[Reading text]:

So, I then built on it. There's a couple of other hand signals you can use for a reaction. So one of them would be if I just put my hand up. And all I'm doing is I'm putting my hand palm up, facing forward. That hand signal means that I also think that, or I also feel that. So, if you said to me, I've had a tough week. And I went like that (puts his hand up), that would mean I've also had a tough week, so we've...


00:21:36 Andy Goram

Me-too. A me-too sign.

00:21:38 Paul Hills

Yeah, me as well. Me as well, yeah. And so, we can connect then, so I can communicate with you. I haven't had to interrupt you and steal the conversation away, 'cause we know that only one person can really speak in Zoom in Teams. But you know, I'm listening, and you know better than that. I haven't just given you a thumbs up. I've also said I feel, or I think, or I have experienced the same issue. In fact, there would be another alternative. Let's say you said, I haven't had a great week, and I've actually had a brilliant week. I can't use that hand signal, 'cause that's not true, but I could put my hand to my heart. So, what I'm doing here is the signal you see..., I saw a footballer doing this the other day, but it's quite common usage. I'm really just connecting with the air by saying I hear what you're saying. I'm sending you some kindness or some kind thoughts, or you know that sounds not so good. I'm sending you some kind of saying that's really powerful. And I found those three hand signals alone really worked.

Element boundary records
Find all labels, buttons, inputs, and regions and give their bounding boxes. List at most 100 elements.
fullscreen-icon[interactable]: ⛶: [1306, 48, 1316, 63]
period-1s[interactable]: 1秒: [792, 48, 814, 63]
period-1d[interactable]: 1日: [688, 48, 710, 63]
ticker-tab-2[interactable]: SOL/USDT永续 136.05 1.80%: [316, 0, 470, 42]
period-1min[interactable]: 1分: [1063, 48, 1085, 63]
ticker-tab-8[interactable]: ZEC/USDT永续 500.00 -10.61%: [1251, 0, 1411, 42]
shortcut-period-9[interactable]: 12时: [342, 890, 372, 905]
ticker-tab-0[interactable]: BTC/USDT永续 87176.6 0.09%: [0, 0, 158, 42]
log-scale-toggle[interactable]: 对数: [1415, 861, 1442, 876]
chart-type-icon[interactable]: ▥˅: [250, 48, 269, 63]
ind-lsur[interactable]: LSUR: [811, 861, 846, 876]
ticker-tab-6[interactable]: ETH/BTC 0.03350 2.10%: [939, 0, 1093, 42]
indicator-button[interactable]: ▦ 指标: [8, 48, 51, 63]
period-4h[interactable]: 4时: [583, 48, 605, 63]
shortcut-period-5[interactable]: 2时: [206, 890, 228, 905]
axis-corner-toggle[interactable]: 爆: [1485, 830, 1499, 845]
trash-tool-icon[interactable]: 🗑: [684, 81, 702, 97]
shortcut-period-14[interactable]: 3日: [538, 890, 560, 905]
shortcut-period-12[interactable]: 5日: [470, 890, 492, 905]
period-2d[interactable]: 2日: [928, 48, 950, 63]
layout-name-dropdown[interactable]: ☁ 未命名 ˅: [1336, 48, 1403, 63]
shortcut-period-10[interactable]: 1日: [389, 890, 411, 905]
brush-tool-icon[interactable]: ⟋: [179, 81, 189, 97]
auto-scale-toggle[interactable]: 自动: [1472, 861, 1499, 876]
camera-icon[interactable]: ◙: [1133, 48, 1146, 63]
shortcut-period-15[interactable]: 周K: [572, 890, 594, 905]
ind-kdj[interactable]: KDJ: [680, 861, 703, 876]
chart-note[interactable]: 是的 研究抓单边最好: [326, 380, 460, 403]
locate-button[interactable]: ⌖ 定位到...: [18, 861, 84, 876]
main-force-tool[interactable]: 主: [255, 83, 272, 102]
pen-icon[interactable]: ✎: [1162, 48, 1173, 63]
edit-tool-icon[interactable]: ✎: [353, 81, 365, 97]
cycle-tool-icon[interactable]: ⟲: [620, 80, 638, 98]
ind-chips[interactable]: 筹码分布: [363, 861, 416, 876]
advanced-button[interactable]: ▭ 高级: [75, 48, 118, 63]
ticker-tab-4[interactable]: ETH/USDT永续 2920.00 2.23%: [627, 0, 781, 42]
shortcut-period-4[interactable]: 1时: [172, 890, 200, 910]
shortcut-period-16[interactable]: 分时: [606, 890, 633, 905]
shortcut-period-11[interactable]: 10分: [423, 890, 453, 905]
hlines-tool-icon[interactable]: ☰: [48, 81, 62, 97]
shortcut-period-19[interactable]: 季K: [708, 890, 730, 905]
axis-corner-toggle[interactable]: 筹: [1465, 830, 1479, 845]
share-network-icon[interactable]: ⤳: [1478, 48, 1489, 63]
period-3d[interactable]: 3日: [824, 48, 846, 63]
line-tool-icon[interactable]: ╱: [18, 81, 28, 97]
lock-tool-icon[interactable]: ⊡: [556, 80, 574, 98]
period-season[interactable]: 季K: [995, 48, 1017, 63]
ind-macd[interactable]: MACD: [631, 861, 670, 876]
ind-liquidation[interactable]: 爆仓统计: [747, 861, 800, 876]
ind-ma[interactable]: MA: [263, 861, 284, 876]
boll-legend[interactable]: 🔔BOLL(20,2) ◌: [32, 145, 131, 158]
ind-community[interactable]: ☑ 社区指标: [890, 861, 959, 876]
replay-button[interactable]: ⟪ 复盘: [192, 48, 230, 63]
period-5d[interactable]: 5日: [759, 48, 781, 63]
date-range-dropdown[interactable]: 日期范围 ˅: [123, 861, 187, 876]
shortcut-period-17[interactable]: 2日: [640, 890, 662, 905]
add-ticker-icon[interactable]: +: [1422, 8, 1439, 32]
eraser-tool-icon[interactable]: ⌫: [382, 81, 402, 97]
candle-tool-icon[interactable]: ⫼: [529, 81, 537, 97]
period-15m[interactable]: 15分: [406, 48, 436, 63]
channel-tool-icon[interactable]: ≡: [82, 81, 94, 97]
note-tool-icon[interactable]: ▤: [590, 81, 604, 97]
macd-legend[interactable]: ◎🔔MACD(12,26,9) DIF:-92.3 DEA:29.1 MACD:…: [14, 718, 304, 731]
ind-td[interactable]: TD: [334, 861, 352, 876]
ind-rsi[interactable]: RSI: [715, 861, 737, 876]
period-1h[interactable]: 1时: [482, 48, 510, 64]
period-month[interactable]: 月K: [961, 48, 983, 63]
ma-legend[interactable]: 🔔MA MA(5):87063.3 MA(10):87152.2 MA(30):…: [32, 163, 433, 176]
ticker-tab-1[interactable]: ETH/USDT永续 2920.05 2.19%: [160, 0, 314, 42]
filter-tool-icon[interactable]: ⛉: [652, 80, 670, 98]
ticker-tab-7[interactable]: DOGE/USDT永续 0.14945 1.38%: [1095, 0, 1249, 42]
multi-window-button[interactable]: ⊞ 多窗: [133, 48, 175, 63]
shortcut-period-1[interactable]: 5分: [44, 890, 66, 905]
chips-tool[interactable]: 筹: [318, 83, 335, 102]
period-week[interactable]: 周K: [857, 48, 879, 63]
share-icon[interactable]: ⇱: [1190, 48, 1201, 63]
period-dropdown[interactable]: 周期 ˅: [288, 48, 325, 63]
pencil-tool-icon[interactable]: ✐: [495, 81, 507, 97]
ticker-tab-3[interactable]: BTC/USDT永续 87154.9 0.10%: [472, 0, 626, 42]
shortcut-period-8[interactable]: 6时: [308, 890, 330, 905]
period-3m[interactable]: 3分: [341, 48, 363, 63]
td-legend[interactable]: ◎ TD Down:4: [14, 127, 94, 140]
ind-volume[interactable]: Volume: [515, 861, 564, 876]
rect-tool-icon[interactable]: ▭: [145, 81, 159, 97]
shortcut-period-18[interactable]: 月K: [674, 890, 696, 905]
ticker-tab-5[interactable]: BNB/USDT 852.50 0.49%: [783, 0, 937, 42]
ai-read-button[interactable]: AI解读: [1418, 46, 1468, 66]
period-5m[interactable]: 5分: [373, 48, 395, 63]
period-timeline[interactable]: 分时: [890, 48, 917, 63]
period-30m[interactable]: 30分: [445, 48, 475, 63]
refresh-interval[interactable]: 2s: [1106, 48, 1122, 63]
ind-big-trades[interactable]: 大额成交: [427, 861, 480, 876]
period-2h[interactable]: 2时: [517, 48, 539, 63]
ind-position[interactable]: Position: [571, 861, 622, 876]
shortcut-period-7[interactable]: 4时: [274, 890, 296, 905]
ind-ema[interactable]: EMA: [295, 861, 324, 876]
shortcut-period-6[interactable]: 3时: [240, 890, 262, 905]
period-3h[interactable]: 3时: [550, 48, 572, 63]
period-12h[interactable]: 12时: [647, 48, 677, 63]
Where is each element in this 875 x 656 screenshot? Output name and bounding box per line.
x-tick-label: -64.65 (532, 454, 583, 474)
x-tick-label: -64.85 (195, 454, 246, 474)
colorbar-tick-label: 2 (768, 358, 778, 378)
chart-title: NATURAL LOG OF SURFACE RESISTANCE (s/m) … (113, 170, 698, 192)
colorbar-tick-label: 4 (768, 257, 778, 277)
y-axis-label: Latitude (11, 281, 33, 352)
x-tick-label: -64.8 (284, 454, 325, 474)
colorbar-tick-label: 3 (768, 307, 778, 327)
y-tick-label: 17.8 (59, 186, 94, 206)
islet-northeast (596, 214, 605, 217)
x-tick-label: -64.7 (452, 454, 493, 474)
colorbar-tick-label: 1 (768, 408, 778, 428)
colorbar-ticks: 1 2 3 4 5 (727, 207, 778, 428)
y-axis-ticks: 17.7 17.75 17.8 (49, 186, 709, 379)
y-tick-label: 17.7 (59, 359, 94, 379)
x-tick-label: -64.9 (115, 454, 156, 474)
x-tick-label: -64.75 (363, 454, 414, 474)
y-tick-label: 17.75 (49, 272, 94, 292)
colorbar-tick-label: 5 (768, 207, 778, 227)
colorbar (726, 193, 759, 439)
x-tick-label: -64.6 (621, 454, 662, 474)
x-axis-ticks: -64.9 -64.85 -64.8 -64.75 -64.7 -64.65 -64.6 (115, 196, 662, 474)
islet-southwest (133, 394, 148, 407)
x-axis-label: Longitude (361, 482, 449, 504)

[Exercise set]:
a: List every hand signal mentioned in the hand signals transcript.
b: Please copy the records from their first line through the line containing "period-1d[interactable]: 1日: [688, 48, 710, 63]", keeping every line exactly as it appears.

[Answer list]:
a:
- Putting a hand up, palm up, facing forward
- A thumbs up
- Putting a hand to the heart

b:
Find all labels, buttons, inputs, and regions and give their bounding boxes. List at most 100 elements.
fullscreen-icon[interactable]: ⛶: [1306, 48, 1316, 63]
period-1s[interactable]: 1秒: [792, 48, 814, 63]
period-1d[interactable]: 1日: [688, 48, 710, 63]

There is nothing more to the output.